→ **TASK**:
Look through the data below. Show each line where the string "such" occurs.

--- Begin SUPPLIED ENTRIES ---

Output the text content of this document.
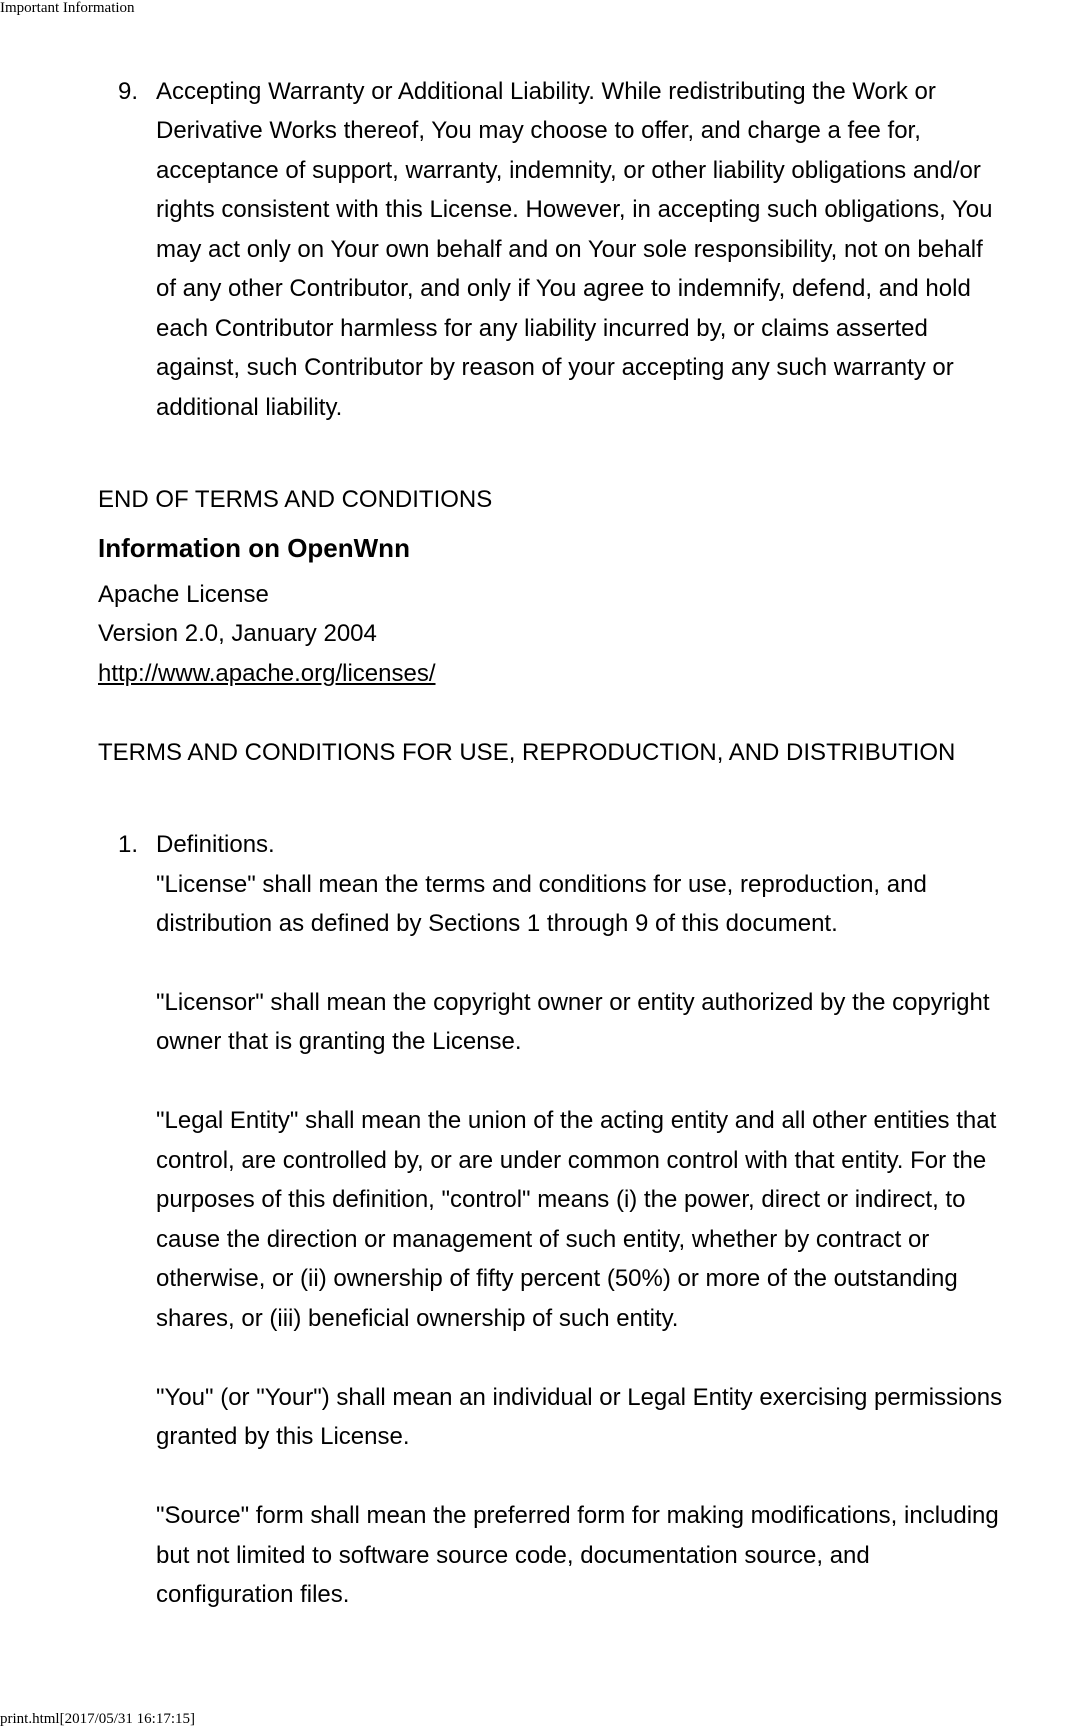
Important Information
9. Accepting Warranty or Additional Liability. While redistributing the Work or
Derivative Works thereof, You may choose to offer, and charge a fee for,
acceptance of support, warranty, indemnity, or other liability obligations and/or
rights consistent with this License. However, in accepting such obligations, You
may act only on Your own behalf and on Your sole responsibility, not on behalf
of any other Contributor, and only if You agree to indemnify, defend, and hold
each Contributor harmless for any liability incurred by, or claims asserted
against, such Contributor by reason of your accepting any such warranty or
additional liability.
END OF TERMS AND CONDITIONS
Information on OpenWnn
Apache License
Version 2.0, January 2004
http://www.apache.org/licenses/
TERMS AND CONDITIONS FOR USE, REPRODUCTION, AND DISTRIBUTION
1. Definitions.
"License" shall mean the terms and conditions for use, reproduction, and
distribution as defined by Sections 1 through 9 of this document.
"Licensor" shall mean the copyright owner or entity authorized by the copyright
owner that is granting the License.
"Legal Entity" shall mean the union of the acting entity and all other entities that
control, are controlled by, or are under common control with that entity. For the
purposes of this definition, "control" means (i) the power, direct or indirect, to
cause the direction or management of such entity, whether by contract or
otherwise, or (ii) ownership of fifty percent (50%) or more of the outstanding
shares, or (iii) beneficial ownership of such entity.
"You" (or "Your") shall mean an individual or Legal Entity exercising permissions
granted by this License.
"Source" form shall mean the preferred form for making modifications, including
but not limited to software source code, documentation source, and
configuration files.
print.html[2017/05/31 16:17:15]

--- End SUPPLIED ENTRIES ---

→ **WRITTEN RESPONSE**:
rights consistent with this License. However, in accepting such obligations, You
against, such Contributor by reason of your accepting any such warranty or
cause the direction or management of such entity, whether by contract or
shares, or (iii) beneficial ownership of such entity.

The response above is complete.